- Written request
Leaving out the pictures, please retype each record exactly.

- Material supplied
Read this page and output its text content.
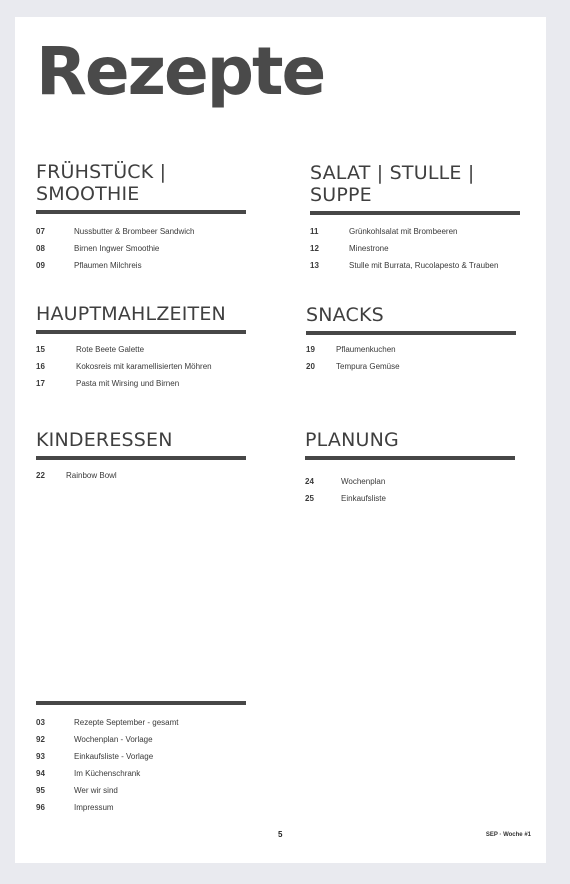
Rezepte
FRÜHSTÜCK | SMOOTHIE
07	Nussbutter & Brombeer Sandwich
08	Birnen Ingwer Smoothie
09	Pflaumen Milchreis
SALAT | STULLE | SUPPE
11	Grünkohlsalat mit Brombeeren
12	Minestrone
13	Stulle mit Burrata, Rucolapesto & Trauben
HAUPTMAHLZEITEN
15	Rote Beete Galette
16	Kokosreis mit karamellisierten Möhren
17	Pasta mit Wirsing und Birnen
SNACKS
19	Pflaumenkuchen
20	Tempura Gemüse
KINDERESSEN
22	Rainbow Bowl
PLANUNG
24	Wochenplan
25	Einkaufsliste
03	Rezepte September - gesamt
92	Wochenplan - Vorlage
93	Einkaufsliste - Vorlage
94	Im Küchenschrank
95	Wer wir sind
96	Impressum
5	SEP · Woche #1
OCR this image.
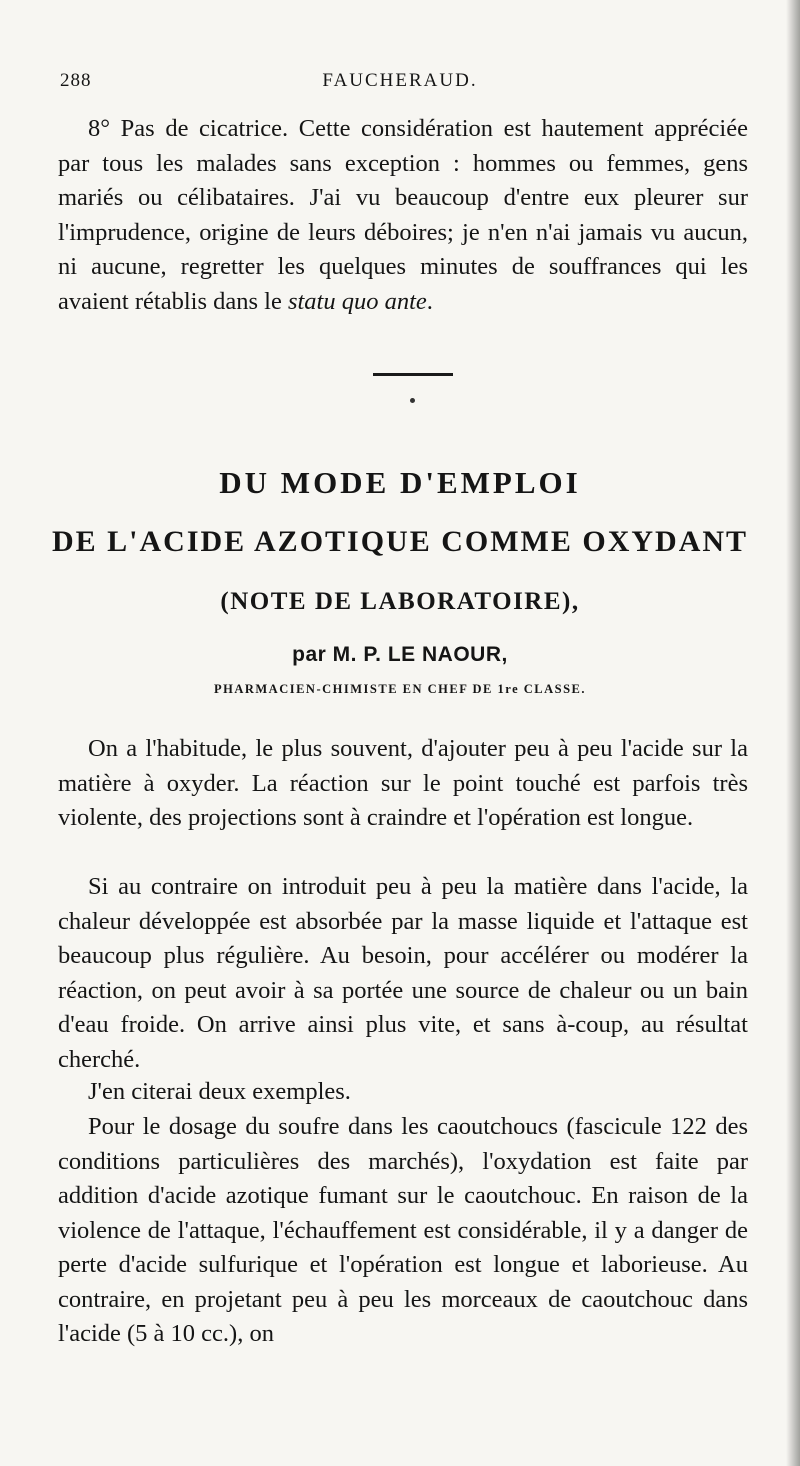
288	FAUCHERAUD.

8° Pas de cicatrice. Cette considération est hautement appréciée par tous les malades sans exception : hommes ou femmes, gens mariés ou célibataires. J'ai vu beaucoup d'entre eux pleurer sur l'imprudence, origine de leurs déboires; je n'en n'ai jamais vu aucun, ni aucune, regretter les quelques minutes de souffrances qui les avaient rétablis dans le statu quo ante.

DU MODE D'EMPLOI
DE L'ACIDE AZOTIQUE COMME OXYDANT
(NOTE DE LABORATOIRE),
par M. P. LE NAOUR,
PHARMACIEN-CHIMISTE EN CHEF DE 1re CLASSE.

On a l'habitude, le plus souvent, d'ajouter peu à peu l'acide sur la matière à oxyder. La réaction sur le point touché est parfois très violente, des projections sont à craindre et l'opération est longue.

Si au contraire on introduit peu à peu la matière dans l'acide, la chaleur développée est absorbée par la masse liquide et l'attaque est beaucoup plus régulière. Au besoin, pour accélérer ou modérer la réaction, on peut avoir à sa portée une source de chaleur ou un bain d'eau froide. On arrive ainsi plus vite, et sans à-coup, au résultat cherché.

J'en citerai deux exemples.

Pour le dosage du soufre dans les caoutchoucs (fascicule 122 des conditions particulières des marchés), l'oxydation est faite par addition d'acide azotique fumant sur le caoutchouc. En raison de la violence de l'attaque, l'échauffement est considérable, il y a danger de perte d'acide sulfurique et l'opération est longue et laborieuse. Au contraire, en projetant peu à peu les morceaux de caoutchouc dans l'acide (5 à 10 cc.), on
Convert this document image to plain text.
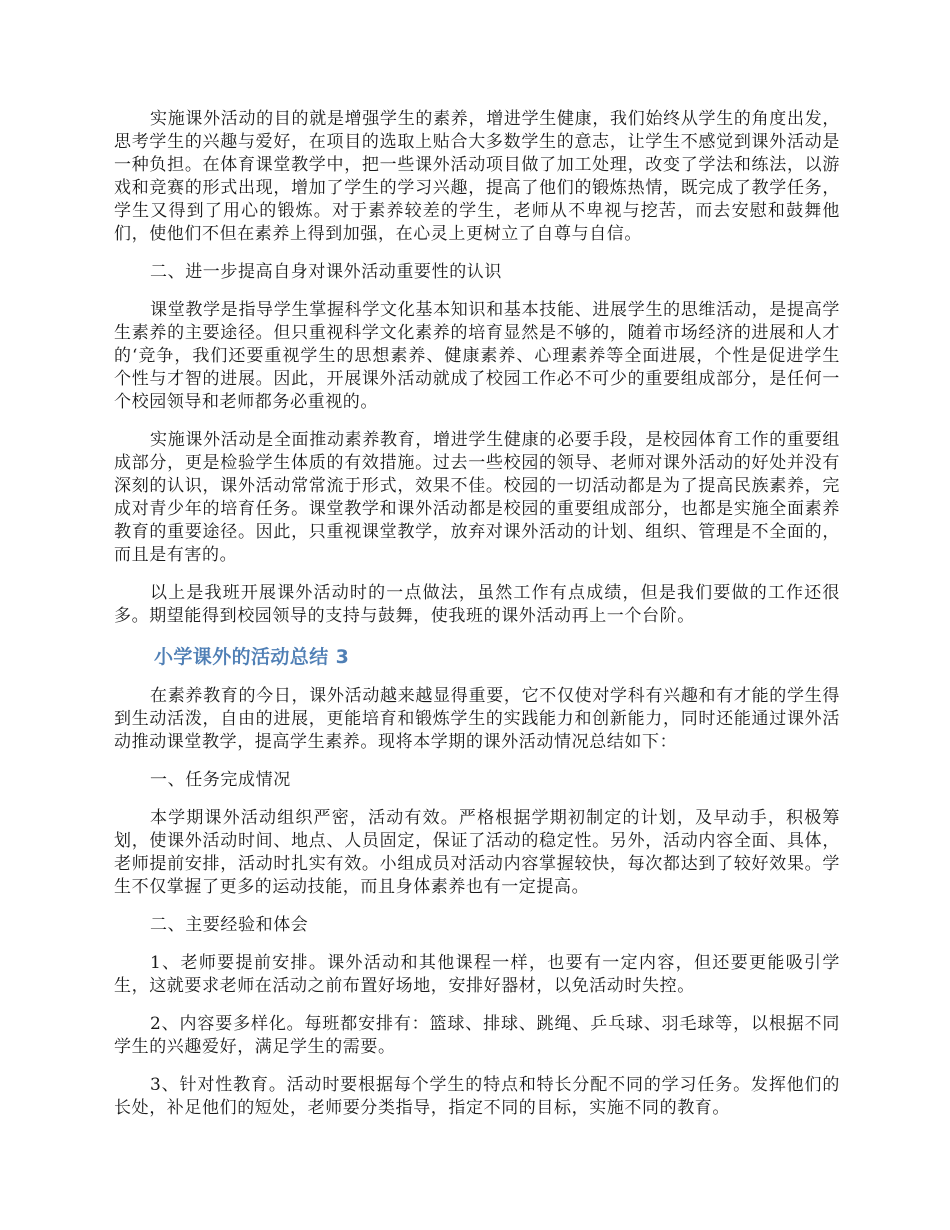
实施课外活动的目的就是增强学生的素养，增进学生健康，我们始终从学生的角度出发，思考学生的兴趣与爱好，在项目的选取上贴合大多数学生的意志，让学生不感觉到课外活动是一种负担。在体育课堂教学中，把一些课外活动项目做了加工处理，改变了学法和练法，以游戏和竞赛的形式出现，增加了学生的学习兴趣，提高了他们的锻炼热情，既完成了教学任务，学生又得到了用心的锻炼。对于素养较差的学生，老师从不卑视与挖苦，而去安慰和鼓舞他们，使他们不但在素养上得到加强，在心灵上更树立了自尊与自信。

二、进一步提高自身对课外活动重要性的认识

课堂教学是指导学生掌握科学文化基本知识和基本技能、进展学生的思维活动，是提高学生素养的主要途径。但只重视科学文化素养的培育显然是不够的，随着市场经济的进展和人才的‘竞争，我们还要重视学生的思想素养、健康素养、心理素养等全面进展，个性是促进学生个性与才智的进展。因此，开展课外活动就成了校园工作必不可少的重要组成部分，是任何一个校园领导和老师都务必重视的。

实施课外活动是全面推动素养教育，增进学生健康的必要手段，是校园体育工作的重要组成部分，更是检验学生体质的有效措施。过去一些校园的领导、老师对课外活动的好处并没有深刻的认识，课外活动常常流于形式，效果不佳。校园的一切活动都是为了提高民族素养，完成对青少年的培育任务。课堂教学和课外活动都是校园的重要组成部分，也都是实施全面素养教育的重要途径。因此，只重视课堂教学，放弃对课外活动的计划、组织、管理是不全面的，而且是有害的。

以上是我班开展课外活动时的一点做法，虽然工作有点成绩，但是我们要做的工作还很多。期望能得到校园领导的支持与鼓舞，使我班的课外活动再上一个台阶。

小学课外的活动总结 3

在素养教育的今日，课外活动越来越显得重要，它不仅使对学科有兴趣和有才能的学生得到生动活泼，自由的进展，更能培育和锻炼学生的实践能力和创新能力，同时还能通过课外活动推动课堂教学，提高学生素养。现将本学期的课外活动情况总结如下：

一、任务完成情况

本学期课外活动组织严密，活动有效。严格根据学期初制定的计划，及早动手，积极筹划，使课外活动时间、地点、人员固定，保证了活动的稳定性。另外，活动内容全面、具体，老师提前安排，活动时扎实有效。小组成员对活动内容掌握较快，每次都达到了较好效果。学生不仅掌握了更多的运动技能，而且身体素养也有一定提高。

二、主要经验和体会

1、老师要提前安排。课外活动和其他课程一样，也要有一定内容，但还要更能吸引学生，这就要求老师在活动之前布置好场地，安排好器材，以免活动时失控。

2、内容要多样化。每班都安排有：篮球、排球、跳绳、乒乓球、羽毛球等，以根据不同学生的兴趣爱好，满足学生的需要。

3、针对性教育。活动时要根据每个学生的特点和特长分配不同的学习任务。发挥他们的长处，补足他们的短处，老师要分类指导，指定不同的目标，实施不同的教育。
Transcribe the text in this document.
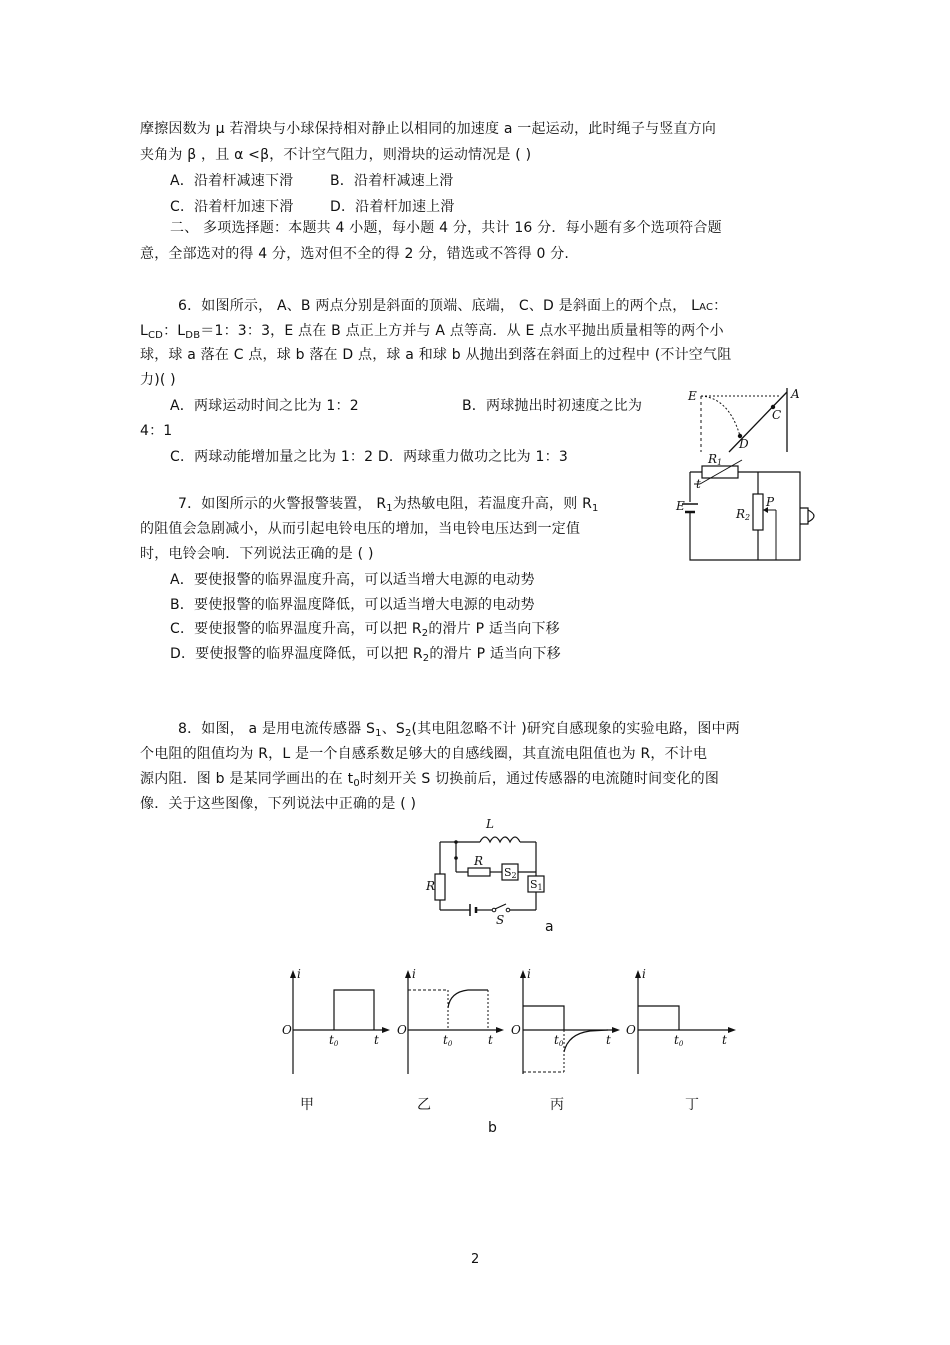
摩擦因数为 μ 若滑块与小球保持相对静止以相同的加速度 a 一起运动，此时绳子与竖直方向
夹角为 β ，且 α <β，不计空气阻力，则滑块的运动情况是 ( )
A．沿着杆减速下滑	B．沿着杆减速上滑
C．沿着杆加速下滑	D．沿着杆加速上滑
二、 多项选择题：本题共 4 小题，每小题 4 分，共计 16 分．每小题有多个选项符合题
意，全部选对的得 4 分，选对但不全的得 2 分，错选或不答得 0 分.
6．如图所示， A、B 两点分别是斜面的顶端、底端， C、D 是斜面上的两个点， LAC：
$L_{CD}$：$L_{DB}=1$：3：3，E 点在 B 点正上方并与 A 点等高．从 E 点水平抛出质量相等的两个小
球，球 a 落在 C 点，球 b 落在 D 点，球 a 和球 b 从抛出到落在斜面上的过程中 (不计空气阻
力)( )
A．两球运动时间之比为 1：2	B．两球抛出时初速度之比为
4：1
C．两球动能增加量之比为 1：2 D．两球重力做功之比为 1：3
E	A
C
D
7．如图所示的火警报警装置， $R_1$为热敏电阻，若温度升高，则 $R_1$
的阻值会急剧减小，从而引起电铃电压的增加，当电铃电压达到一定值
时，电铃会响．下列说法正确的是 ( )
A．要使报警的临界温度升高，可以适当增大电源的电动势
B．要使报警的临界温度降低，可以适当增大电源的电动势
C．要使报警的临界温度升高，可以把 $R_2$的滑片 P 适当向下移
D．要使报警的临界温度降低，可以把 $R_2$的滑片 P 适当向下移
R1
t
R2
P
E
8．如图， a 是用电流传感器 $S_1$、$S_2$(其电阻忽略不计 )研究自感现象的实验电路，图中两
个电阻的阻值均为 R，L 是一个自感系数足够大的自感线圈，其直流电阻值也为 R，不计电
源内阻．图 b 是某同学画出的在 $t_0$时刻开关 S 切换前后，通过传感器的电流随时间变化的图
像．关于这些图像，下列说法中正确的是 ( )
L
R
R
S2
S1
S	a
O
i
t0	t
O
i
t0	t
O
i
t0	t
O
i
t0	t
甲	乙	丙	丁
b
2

- Solved exercise
Read this page and output its text content.
Rezepte
FRÜHSTÜCK | SMOOTHIE
07	Nussbutter & Brombeer Sandwich
08	Birnen Ingwer Smoothie
09	Pflaumen Milchreis
SALAT | STULLE | SUPPE
11	Grünkohlsalat mit Brombeeren
12	Minestrone
13	Stulle mit Burrata, Rucolapesto & Trauben
HAUPTMAHLZEITEN
15	Rote Beete Galette
16	Kokosreis mit karamellisierten Möhren
17	Pasta mit Wirsing und Birnen
SNACKS
19	Pflaumenkuchen
20	Tempura Gemüse
KINDERESSEN
22	Rainbow Bowl
PLANUNG
24	Wochenplan
25	Einkaufsliste
03	Rezepte September - gesamt
92	Wochenplan - Vorlage
93	Einkaufsliste - Vorlage
94	Im Küchenschrank
95	Wer wir sind
96	Impressum
5	SEP · Woche #1
OCR this image.
288	FAUCHERAUD.

8° Pas de cicatrice. Cette considération est hautement appréciée par tous les malades sans exception : hommes ou femmes, gens mariés ou célibataires. J'ai vu beaucoup d'entre eux pleurer sur l'imprudence, origine de leurs déboires; je n'en n'ai jamais vu aucun, ni aucune, regretter les quelques minutes de souffrances qui les avaient rétablis dans le statu quo ante.

DU MODE D'EMPLOI
DE L'ACIDE AZOTIQUE COMME OXYDANT
(NOTE DE LABORATOIRE),
par M. P. LE NAOUR,
PHARMACIEN-CHIMISTE EN CHEF DE 1re CLASSE.

On a l'habitude, le plus souvent, d'ajouter peu à peu l'acide sur la matière à oxyder. La réaction sur le point touché est parfois très violente, des projections sont à craindre et l'opération est longue.

Si au contraire on introduit peu à peu la matière dans l'acide, la chaleur développée est absorbée par la masse liquide et l'attaque est beaucoup plus régulière. Au besoin, pour accélérer ou modérer la réaction, on peut avoir à sa portée une source de chaleur ou un bain d'eau froide. On arrive ainsi plus vite, et sans à-coup, au résultat cherché.

J'en citerai deux exemples.

Pour le dosage du soufre dans les caoutchoucs (fascicule 122 des conditions particulières des marchés), l'oxydation est faite par addition d'acide azotique fumant sur le caoutchouc. En raison de la violence de l'attaque, l'échauffement est considérable, il y a danger de perte d'acide sulfurique et l'opération est longue et laborieuse. Au contraire, en projetant peu à peu les morceaux de caoutchouc dans l'acide (5 à 10 cc.), on
Convert this document image to plain text.
实施课外活动的目的就是增强学生的素养，增进学生健康，我们始终从学生的角度出发，思考学生的兴趣与爱好，在项目的选取上贴合大多数学生的意志，让学生不感觉到课外活动是一种负担。在体育课堂教学中，把一些课外活动项目做了加工处理，改变了学法和练法，以游戏和竞赛的形式出现，增加了学生的学习兴趣，提高了他们的锻炼热情，既完成了教学任务，学生又得到了用心的锻炼。对于素养较差的学生，老师从不卑视与挖苦，而去安慰和鼓舞他们，使他们不但在素养上得到加强，在心灵上更树立了自尊与自信。

二、进一步提高自身对课外活动重要性的认识

课堂教学是指导学生掌握科学文化基本知识和基本技能、进展学生的思维活动，是提高学生素养的主要途径。但只重视科学文化素养的培育显然是不够的，随着市场经济的进展和人才的‘竞争，我们还要重视学生的思想素养、健康素养、心理素养等全面进展，个性是促进学生个性与才智的进展。因此，开展课外活动就成了校园工作必不可少的重要组成部分，是任何一个校园领导和老师都务必重视的。

实施课外活动是全面推动素养教育，增进学生健康的必要手段，是校园体育工作的重要组成部分，更是检验学生体质的有效措施。过去一些校园的领导、老师对课外活动的好处并没有深刻的认识，课外活动常常流于形式，效果不佳。校园的一切活动都是为了提高民族素养，完成对青少年的培育任务。课堂教学和课外活动都是校园的重要组成部分，也都是实施全面素养教育的重要途径。因此，只重视课堂教学，放弃对课外活动的计划、组织、管理是不全面的，而且是有害的。

以上是我班开展课外活动时的一点做法，虽然工作有点成绩，但是我们要做的工作还很多。期望能得到校园领导的支持与鼓舞，使我班的课外活动再上一个台阶。

小学课外的活动总结 3

在素养教育的今日，课外活动越来越显得重要，它不仅使对学科有兴趣和有才能的学生得到生动活泼，自由的进展，更能培育和锻炼学生的实践能力和创新能力，同时还能通过课外活动推动课堂教学，提高学生素养。现将本学期的课外活动情况总结如下：

一、任务完成情况

本学期课外活动组织严密，活动有效。严格根据学期初制定的计划，及早动手，积极筹划，使课外活动时间、地点、人员固定，保证了活动的稳定性。另外，活动内容全面、具体，老师提前安排，活动时扎实有效。小组成员对活动内容掌握较快，每次都达到了较好效果。学生不仅掌握了更多的运动技能，而且身体素养也有一定提高。

二、主要经验和体会

1、老师要提前安排。课外活动和其他课程一样，也要有一定内容，但还要更能吸引学生，这就要求老师在活动之前布置好场地，安排好器材，以免活动时失控。

2、内容要多样化。每班都安排有：篮球、排球、跳绳、乒乓球、羽毛球等，以根据不同学生的兴趣爱好，满足学生的需要。

3、针对性教育。活动时要根据每个学生的特点和特长分配不同的学习任务。发挥他们的长处，补足他们的短处，老师要分类指导，指定不同的目标，实施不同的教育。
Transcribe the text in this document.
摩擦因数为 μ 若滑块与小球保持相对静止以相同的加速度 a 一起运动，此时绳子与竖直方向
夹角为 β ，且 α <β，不计空气阻力，则滑块的运动情况是 ( )
A．沿着杆减速下滑	B．沿着杆减速上滑
C．沿着杆加速下滑	D．沿着杆加速上滑
二、 多项选择题：本题共 4 小题，每小题 4 分，共计 16 分．每小题有多个选项符合题
意，全部选对的得 4 分，选对但不全的得 2 分，错选或不答得 0 分.
6．如图所示， A、B 两点分别是斜面的顶端、底端， C、D 是斜面上的两个点， LAC：
$L_{CD}$：$L_{DB}=1$：3：3，E 点在 B 点正上方并与 A 点等高．从 E 点水平抛出质量相等的两个小
球，球 a 落在 C 点，球 b 落在 D 点，球 a 和球 b 从抛出到落在斜面上的过程中 (不计空气阻
力)( )
A．两球运动时间之比为 1：2	B．两球抛出时初速度之比为
4：1
C．两球动能增加量之比为 1：2 D．两球重力做功之比为 1：3
E	A
C
D
7．如图所示的火警报警装置， $R_1$为热敏电阻，若温度升高，则 $R_1$
的阻值会急剧减小，从而引起电铃电压的增加，当电铃电压达到一定值
时，电铃会响．下列说法正确的是 ( )
A．要使报警的临界温度升高，可以适当增大电源的电动势
B．要使报警的临界温度降低，可以适当增大电源的电动势
C．要使报警的临界温度升高，可以把 $R_2$的滑片 P 适当向下移
D．要使报警的临界温度降低，可以把 $R_2$的滑片 P 适当向下移
R1
t
R2
P
E
8．如图， a 是用电流传感器 $S_1$、$S_2$(其电阻忽略不计 )研究自感现象的实验电路，图中两
个电阻的阻值均为 R，L 是一个自感系数足够大的自感线圈，其直流电阻值也为 R，不计电
源内阻．图 b 是某同学画出的在 $t_0$时刻开关 S 切换前后，通过传感器的电流随时间变化的图
像．关于这些图像，下列说法中正确的是 ( )
L
R
R
S2
S1
S	a
O
i
t0	t
O
i
t0	t
O
i
t0	t
O
i
t0	t
甲	乙	丙	丁
b
2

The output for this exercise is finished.